- [Your goal]: Only the pictures stay out; every record is to be quoted exactly.

--- start of Input ---

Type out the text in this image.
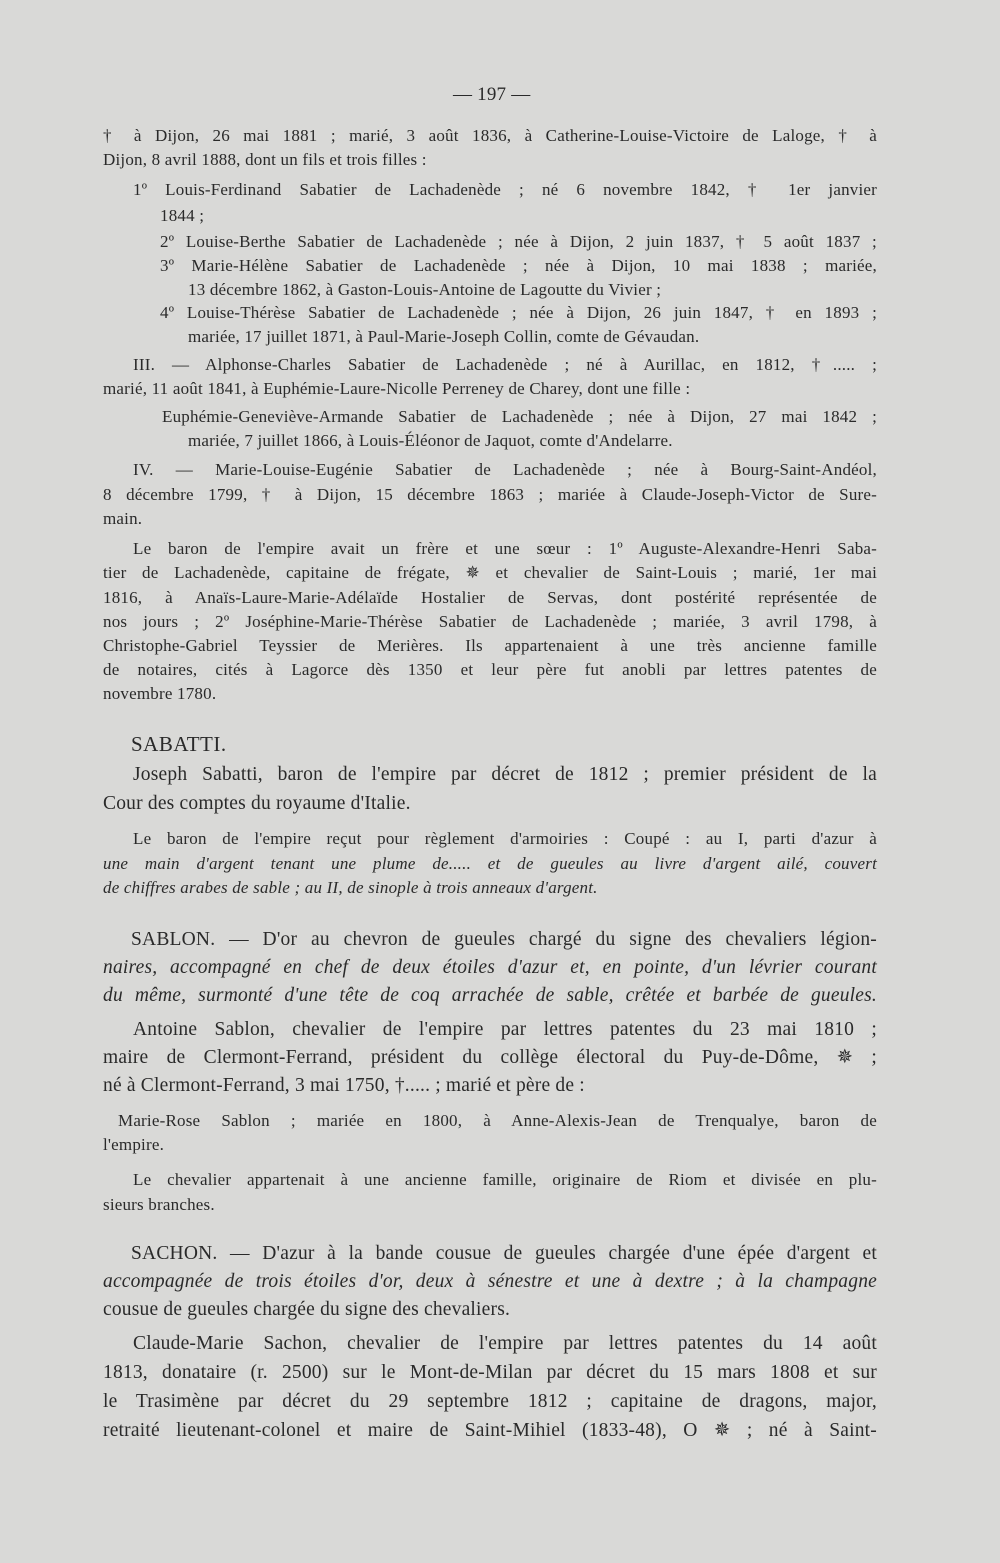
— 197 —
† à Dijon, 26 mai 1881 ; marié, 3 août 1836, à Catherine-Louise-Victoire de Laloge, † à
Dijon, 8 avril 1888, dont un fils et trois filles :
1º Louis-Ferdinand Sabatier de Lachadenède ; né 6 novembre 1842, † 1er janvier
1844 ;
2º Louise-Berthe Sabatier de Lachadenède ; née à Dijon, 2 juin 1837, † 5 août 1837 ;
3º Marie-Hélène Sabatier de Lachadenède ; née à Dijon, 10 mai 1838 ; mariée,
13 décembre 1862, à Gaston-Louis-Antoine de Lagoutte du Vivier ;
4º Louise-Thérèse Sabatier de Lachadenède ; née à Dijon, 26 juin 1847, † en 1893 ;
mariée, 17 juillet 1871, à Paul-Marie-Joseph Collin, comte de Gévaudan.
III. — Alphonse-Charles Sabatier de Lachadenède ; né à Aurillac, en 1812, †..... ;
marié, 11 août 1841, à Euphémie-Laure-Nicolle Perreney de Charey, dont une fille :
Euphémie-Geneviève-Armande Sabatier de Lachadenède ; née à Dijon, 27 mai 1842 ;
mariée, 7 juillet 1866, à Louis-Éléonor de Jaquot, comte d'Andelarre.
IV. — Marie-Louise-Eugénie Sabatier de Lachadenède ; née à Bourg-Saint-Andéol,
8 décembre 1799, † à Dijon, 15 décembre 1863 ; mariée à Claude-Joseph-Victor de Sure-
main.
Le baron de l'empire avait un frère et une sœur : 1º Auguste-Alexandre-Henri Saba-
tier de Lachadenède, capitaine de frégate, ✵ et chevalier de Saint-Louis ; marié, 1er mai
1816, à Anaïs-Laure-Marie-Adélaïde Hostalier de Servas, dont postérité représentée de
nos jours ; 2º Joséphine-Marie-Thérèse Sabatier de Lachadenède ; mariée, 3 avril 1798, à
Christophe-Gabriel Teyssier de Merières. Ils appartenaient à une très ancienne famille
de notaires, cités à Lagorce dès 1350 et leur père fut anobli par lettres patentes de
novembre 1780.
SABATTI.
Joseph Sabatti, baron de l'empire par décret de 1812 ; premier président de la
Cour des comptes du royaume d'Italie.
Le baron de l'empire reçut pour règlement d'armoiries : Coupé : au I, parti d'azur à
une main d'argent tenant une plume de..... et de gueules au livre d'argent ailé, couvert
de chiffres arabes de sable ; au II, de sinople à trois anneaux d'argent.
SABLON. — D'or au chevron de gueules chargé du signe des chevaliers légion-
naires, accompagné en chef de deux étoiles d'azur et, en pointe, d'un lévrier courant
du même, surmonté d'une tête de coq arrachée de sable, crêtée et barbée de gueules.
Antoine Sablon, chevalier de l'empire par lettres patentes du 23 mai 1810 ;
maire de Clermont-Ferrand, président du collège électoral du Puy-de-Dôme, ✵ ;
né à Clermont-Ferrand, 3 mai 1750, †..... ; marié et père de :
Marie-Rose Sablon ; mariée en 1800, à Anne-Alexis-Jean de Trenqualye, baron de
l'empire.
Le chevalier appartenait à une ancienne famille, originaire de Riom et divisée en plu-
sieurs branches.
SACHON. — D'azur à la bande cousue de gueules chargée d'une épée d'argent et
accompagnée de trois étoiles d'or, deux à sénestre et une à dextre ; à la champagne
cousue de gueules chargée du signe des chevaliers.
Claude-Marie Sachon, chevalier de l'empire par lettres patentes du 14 août
1813, donataire (r. 2500) sur le Mont-de-Milan par décret du 15 mars 1808 et sur
le Trasimène par décret du 29 septembre 1812 ; capitaine de dragons, major,
retraité lieutenant-colonel et maire de Saint-Mihiel (1833-48), O ✵ ; né à Saint-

--- end of Input ---

- [Result of the exercise]:
Type out the text in this image.
— 197 —
† à Dijon, 26 mai 1881 ; marié, 3 août 1836, à Catherine-Louise-Victoire de Laloge, † à
Dijon, 8 avril 1888, dont un fils et trois filles :
1º Louis-Ferdinand Sabatier de Lachadenède ; né 6 novembre 1842, † 1er janvier
1844 ;
2º Louise-Berthe Sabatier de Lachadenède ; née à Dijon, 2 juin 1837, † 5 août 1837 ;
3º Marie-Hélène Sabatier de Lachadenède ; née à Dijon, 10 mai 1838 ; mariée,
13 décembre 1862, à Gaston-Louis-Antoine de Lagoutte du Vivier ;
4º Louise-Thérèse Sabatier de Lachadenède ; née à Dijon, 26 juin 1847, † en 1893 ;
mariée, 17 juillet 1871, à Paul-Marie-Joseph Collin, comte de Gévaudan.
III. — Alphonse-Charles Sabatier de Lachadenède ; né à Aurillac, en 1812, †..... ;
marié, 11 août 1841, à Euphémie-Laure-Nicolle Perreney de Charey, dont une fille :
Euphémie-Geneviève-Armande Sabatier de Lachadenède ; née à Dijon, 27 mai 1842 ;
mariée, 7 juillet 1866, à Louis-Éléonor de Jaquot, comte d'Andelarre.
IV. — Marie-Louise-Eugénie Sabatier de Lachadenède ; née à Bourg-Saint-Andéol,
8 décembre 1799, † à Dijon, 15 décembre 1863 ; mariée à Claude-Joseph-Victor de Sure-
main.
Le baron de l'empire avait un frère et une sœur : 1º Auguste-Alexandre-Henri Saba-
tier de Lachadenède, capitaine de frégate, ✵ et chevalier de Saint-Louis ; marié, 1er mai
1816, à Anaïs-Laure-Marie-Adélaïde Hostalier de Servas, dont postérité représentée de
nos jours ; 2º Joséphine-Marie-Thérèse Sabatier de Lachadenède ; mariée, 3 avril 1798, à
Christophe-Gabriel Teyssier de Merières. Ils appartenaient à une très ancienne famille
de notaires, cités à Lagorce dès 1350 et leur père fut anobli par lettres patentes de
novembre 1780.
SABATTI.
Joseph Sabatti, baron de l'empire par décret de 1812 ; premier président de la
Cour des comptes du royaume d'Italie.
Le baron de l'empire reçut pour règlement d'armoiries : Coupé : au I, parti d'azur à
une main d'argent tenant une plume de..... et de gueules au livre d'argent ailé, couvert
de chiffres arabes de sable ; au II, de sinople à trois anneaux d'argent.
SABLON. — D'or au chevron de gueules chargé du signe des chevaliers légion-
naires, accompagné en chef de deux étoiles d'azur et, en pointe, d'un lévrier courant
du même, surmonté d'une tête de coq arrachée de sable, crêtée et barbée de gueules.
Antoine Sablon, chevalier de l'empire par lettres patentes du 23 mai 1810 ;
maire de Clermont-Ferrand, président du collège électoral du Puy-de-Dôme, ✵ ;
né à Clermont-Ferrand, 3 mai 1750, †..... ; marié et père de :
Marie-Rose Sablon ; mariée en 1800, à Anne-Alexis-Jean de Trenqualye, baron de
l'empire.
Le chevalier appartenait à une ancienne famille, originaire de Riom et divisée en plu-
sieurs branches.
SACHON. — D'azur à la bande cousue de gueules chargée d'une épée d'argent et
accompagnée de trois étoiles d'or, deux à sénestre et une à dextre ; à la champagne
cousue de gueules chargée du signe des chevaliers.
Claude-Marie Sachon, chevalier de l'empire par lettres patentes du 14 août
1813, donataire (r. 2500) sur le Mont-de-Milan par décret du 15 mars 1808 et sur
le Trasimène par décret du 29 septembre 1812 ; capitaine de dragons, major,
retraité lieutenant-colonel et maire de Saint-Mihiel (1833-48), O ✵ ; né à Saint-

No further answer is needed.